Objective - Your task is to transcribe all the entries exactly, excluding pictures.

-*-*-

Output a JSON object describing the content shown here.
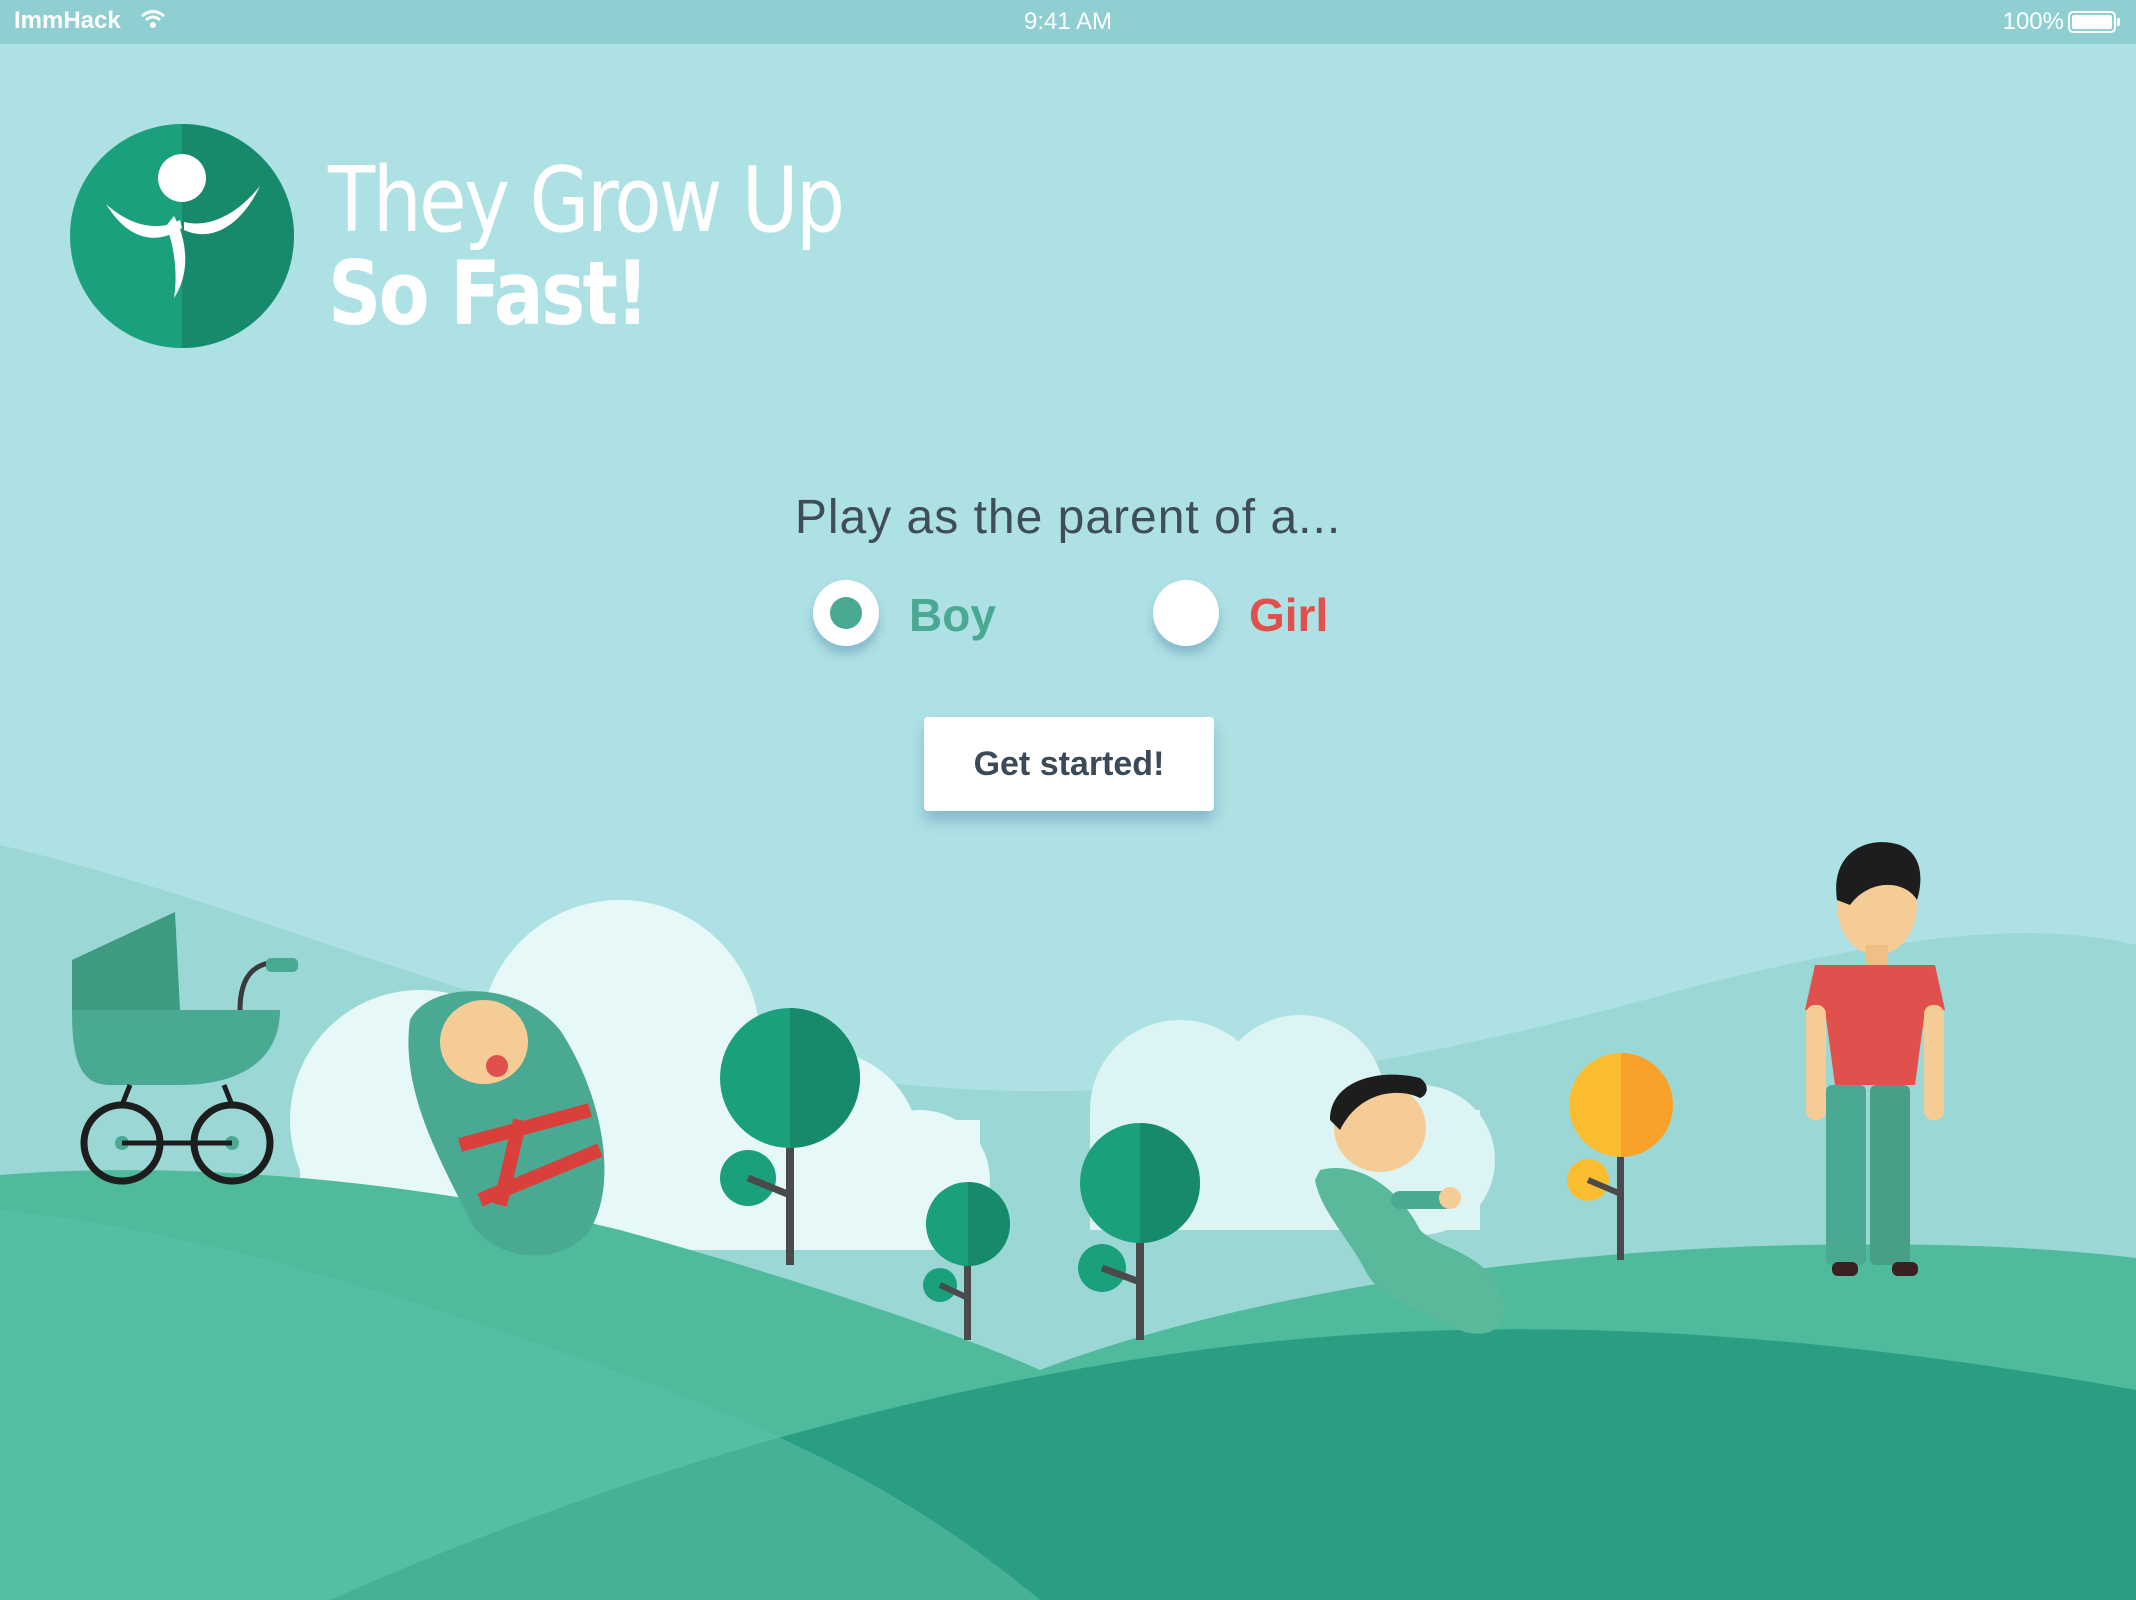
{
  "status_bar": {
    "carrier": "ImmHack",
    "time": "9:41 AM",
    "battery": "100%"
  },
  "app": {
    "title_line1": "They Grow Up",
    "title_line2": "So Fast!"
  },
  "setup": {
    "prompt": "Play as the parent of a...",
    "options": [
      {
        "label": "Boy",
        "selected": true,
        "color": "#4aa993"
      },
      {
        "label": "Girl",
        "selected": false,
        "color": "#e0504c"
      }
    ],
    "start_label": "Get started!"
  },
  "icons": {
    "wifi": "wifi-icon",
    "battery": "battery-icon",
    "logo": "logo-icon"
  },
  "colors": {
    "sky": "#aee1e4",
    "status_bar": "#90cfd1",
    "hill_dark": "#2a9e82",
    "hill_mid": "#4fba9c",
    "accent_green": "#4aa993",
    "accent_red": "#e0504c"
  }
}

-*-*-

Solution for this task -
Output a JSON object describing the content shown here.
{
  "status_bar": {
    "carrier": "ImmHack",
    "time": "9:41 AM",
    "battery": "100%"
  },
  "app": {
    "title_line1": "They Grow Up",
    "title_line2": "So Fast!"
  },
  "setup": {
    "prompt": "Play as the parent of a...",
    "options": [
      {
        "label": "Boy",
        "selected": true,
        "color": "#4aa993"
      },
      {
        "label": "Girl",
        "selected": false,
        "color": "#e0504c"
      }
    ],
    "start_label": "Get started!"
  },
  "icons": {
    "wifi": "wifi-icon",
    "battery": "battery-icon",
    "logo": "logo-icon"
  },
  "colors": {
    "sky": "#aee1e4",
    "status_bar": "#90cfd1",
    "hill_dark": "#2a9e82",
    "hill_mid": "#4fba9c",
    "accent_green": "#4aa993",
    "accent_red": "#e0504c"
  }
}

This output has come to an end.